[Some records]
-------------------------
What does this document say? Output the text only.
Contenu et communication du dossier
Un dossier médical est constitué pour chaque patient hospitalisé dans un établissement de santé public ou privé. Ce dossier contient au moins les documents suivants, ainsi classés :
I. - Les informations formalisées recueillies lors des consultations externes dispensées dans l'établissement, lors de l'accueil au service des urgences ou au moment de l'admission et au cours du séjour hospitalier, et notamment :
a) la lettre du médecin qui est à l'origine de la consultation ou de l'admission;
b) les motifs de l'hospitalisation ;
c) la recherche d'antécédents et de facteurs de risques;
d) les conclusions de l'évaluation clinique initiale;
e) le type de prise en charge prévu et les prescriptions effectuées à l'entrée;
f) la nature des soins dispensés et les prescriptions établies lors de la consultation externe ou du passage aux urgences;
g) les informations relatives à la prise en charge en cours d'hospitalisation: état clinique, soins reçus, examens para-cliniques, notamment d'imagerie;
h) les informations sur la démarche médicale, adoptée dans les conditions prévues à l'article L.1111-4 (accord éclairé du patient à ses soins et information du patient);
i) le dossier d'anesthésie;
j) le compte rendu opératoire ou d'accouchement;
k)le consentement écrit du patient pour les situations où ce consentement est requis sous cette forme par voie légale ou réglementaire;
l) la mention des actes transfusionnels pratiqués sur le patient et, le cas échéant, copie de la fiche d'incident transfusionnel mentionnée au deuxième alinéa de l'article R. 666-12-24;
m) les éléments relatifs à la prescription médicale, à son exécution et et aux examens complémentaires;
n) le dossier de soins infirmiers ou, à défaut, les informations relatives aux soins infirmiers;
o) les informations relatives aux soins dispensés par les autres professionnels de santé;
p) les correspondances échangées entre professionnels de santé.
-------------------------
__GOAL OF THE EXERCISE__
Above are the records; retype them all without a single difference.

__SOLUTION__
What does this document say? Output the text only.
Contenu et communication du dossier
Un dossier médical est constitué pour chaque patient hospitalisé dans un établissement de santé public ou privé. Ce dossier contient au moins les documents suivants, ainsi classés :
I. - Les informations formalisées recueillies lors des consultations externes dispensées dans l'établissement, lors de l'accueil au service des urgences ou au moment de l'admission et au cours du séjour hospitalier, et notamment :
a) la lettre du médecin qui est à l'origine de la consultation ou de l'admission;
b) les motifs de l'hospitalisation ;
c) la recherche d'antécédents et de facteurs de risques;
d) les conclusions de l'évaluation clinique initiale;
e) le type de prise en charge prévu et les prescriptions effectuées à l'entrée;
f) la nature des soins dispensés et les prescriptions établies lors de la consultation externe ou du passage aux urgences;
g) les informations relatives à la prise en charge en cours d'hospitalisation: état clinique, soins reçus, examens para-cliniques, notamment d'imagerie;
h) les informations sur la démarche médicale, adoptée dans les conditions prévues à l'article L.1111-4 (accord éclairé du patient à ses soins et information du patient);
i) le dossier d'anesthésie;
j) le compte rendu opératoire ou d'accouchement;
k)le consentement écrit du patient pour les situations où ce consentement est requis sous cette forme par voie légale ou réglementaire;
l) la mention des actes transfusionnels pratiqués sur le patient et, le cas échéant, copie de la fiche d'incident transfusionnel mentionnée au deuxième alinéa de l'article R. 666-12-24;
m) les éléments relatifs à la prescription médicale, à son exécution et et aux examens complémentaires;
n) le dossier de soins infirmiers ou, à défaut, les informations relatives aux soins infirmiers;
o) les informations relatives aux soins dispensés par les autres professionnels de santé;
p) les correspondances échangées entre professionnels de santé.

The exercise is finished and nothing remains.